Below are some records. Quote exactly the lines from the one that contains "Extract the chart's" through the last, both included, and leave out the pictures.
========================
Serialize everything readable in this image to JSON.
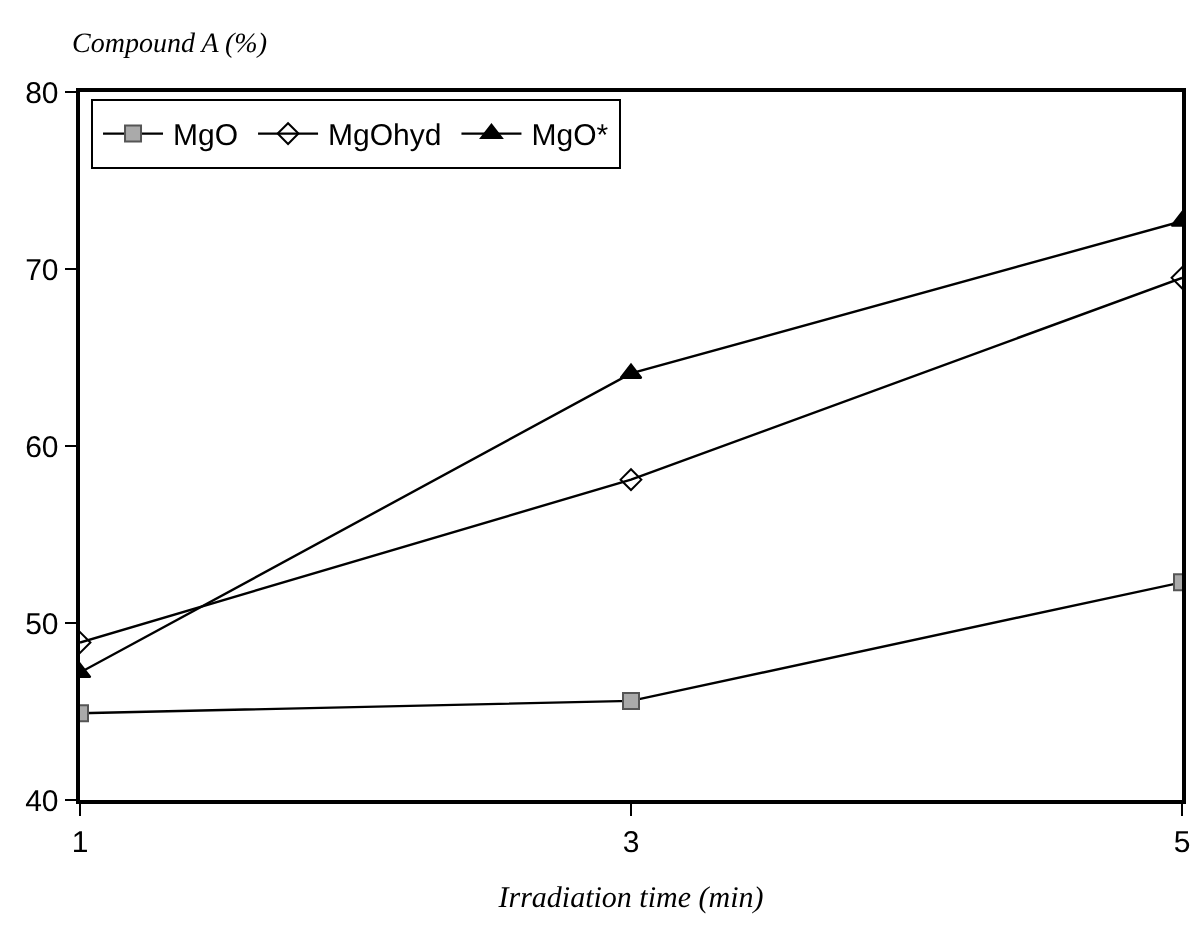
{
  "chart_data": {
    "type": "line",
    "ylabel": "Compound A (%)",
    "xlabel": "Irradiation time (min)",
    "x": [
      1,
      3,
      5
    ],
    "xlim": [
      1,
      5
    ],
    "xticks": [
      1,
      3,
      5
    ],
    "ylim": [
      40,
      80
    ],
    "yticks": [
      40,
      50,
      60,
      70,
      80
    ],
    "grid": false,
    "legend": "top left",
    "series": [
      {
        "name": "MgO",
        "color": "#555555",
        "marker": "square",
        "values": [
          44.9,
          45.6,
          52.3
        ]
      },
      {
        "name": "MgOhyd",
        "color": "#000000",
        "marker": "diamond",
        "values": [
          48.9,
          58.1,
          69.5
        ]
      },
      {
        "name": "MgO*",
        "color": "#000000",
        "marker": "triangle",
        "values": [
          47.2,
          64.1,
          72.7
        ]
      }
    ]
  }
}
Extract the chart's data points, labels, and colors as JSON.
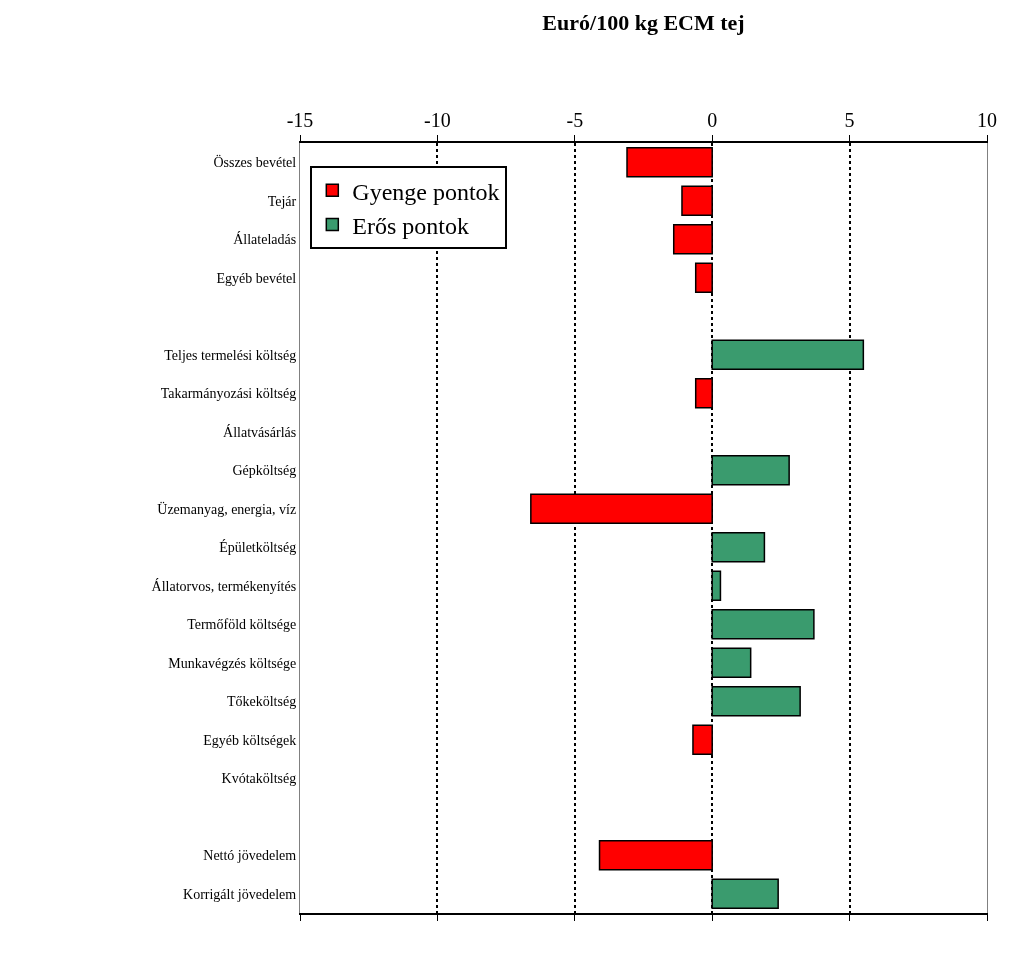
{
  "chart_data": {
    "type": "bar",
    "orientation": "horizontal",
    "title": "Euró/100 kg ECM tej",
    "categories": [
      "Összes bevétel",
      "Tejár",
      "Állateladás",
      "Egyéb bevétel",
      null,
      "Teljes termelési költség",
      "Takarmányozási költség",
      "Állatvásárlás",
      "Gépköltség",
      "Üzemanyag, energia, víz",
      "Épületköltség",
      "Állatorvos, termékenyítés",
      "Termőföld költsége",
      "Munkavégzés költsége",
      "Tőkeköltség",
      "Egyéb költségek",
      "Kvótaköltség",
      null,
      "Nettó jövedelem",
      "Korrigált jövedelem"
    ],
    "series": [
      {
        "name": "Gyenge pontok",
        "color": "#ff0000",
        "values": [
          -3.1,
          -1.1,
          -1.4,
          -0.6,
          null,
          null,
          -0.6,
          null,
          null,
          -6.6,
          null,
          null,
          null,
          null,
          null,
          -0.7,
          null,
          null,
          -4.1,
          null
        ]
      },
      {
        "name": "Erős pontok",
        "color": "#3a9b6e",
        "values": [
          null,
          null,
          null,
          null,
          null,
          5.5,
          null,
          null,
          2.8,
          null,
          1.9,
          0.3,
          3.7,
          1.4,
          3.2,
          null,
          null,
          null,
          null,
          2.4
        ]
      }
    ],
    "xlim": [
      -15,
      10
    ],
    "xticks": [
      -15,
      -10,
      -5,
      0,
      5,
      10
    ],
    "grid": "x",
    "legend": "top left"
  }
}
========================
◆ **EXERCISE ANSWER**
Extract the chart's data points, labels, and colors as JSON.
{
  "chart_data": {
    "type": "bar",
    "orientation": "horizontal",
    "title": "Euró/100 kg ECM tej",
    "categories": [
      "Összes bevétel",
      "Tejár",
      "Állateladás",
      "Egyéb bevétel",
      null,
      "Teljes termelési költség",
      "Takarmányozási költség",
      "Állatvásárlás",
      "Gépköltség",
      "Üzemanyag, energia, víz",
      "Épületköltség",
      "Állatorvos, termékenyítés",
      "Termőföld költsége",
      "Munkavégzés költsége",
      "Tőkeköltség",
      "Egyéb költségek",
      "Kvótaköltség",
      null,
      "Nettó jövedelem",
      "Korrigált jövedelem"
    ],
    "series": [
      {
        "name": "Gyenge pontok",
        "color": "#ff0000",
        "values": [
          -3.1,
          -1.1,
          -1.4,
          -0.6,
          null,
          null,
          -0.6,
          null,
          null,
          -6.6,
          null,
          null,
          null,
          null,
          null,
          -0.7,
          null,
          null,
          -4.1,
          null
        ]
      },
      {
        "name": "Erős pontok",
        "color": "#3a9b6e",
        "values": [
          null,
          null,
          null,
          null,
          null,
          5.5,
          null,
          null,
          2.8,
          null,
          1.9,
          0.3,
          3.7,
          1.4,
          3.2,
          null,
          null,
          null,
          null,
          2.4
        ]
      }
    ],
    "xlim": [
      -15,
      10
    ],
    "xticks": [
      -15,
      -10,
      -5,
      0,
      5,
      10
    ],
    "grid": "x",
    "legend": "top left"
  }
}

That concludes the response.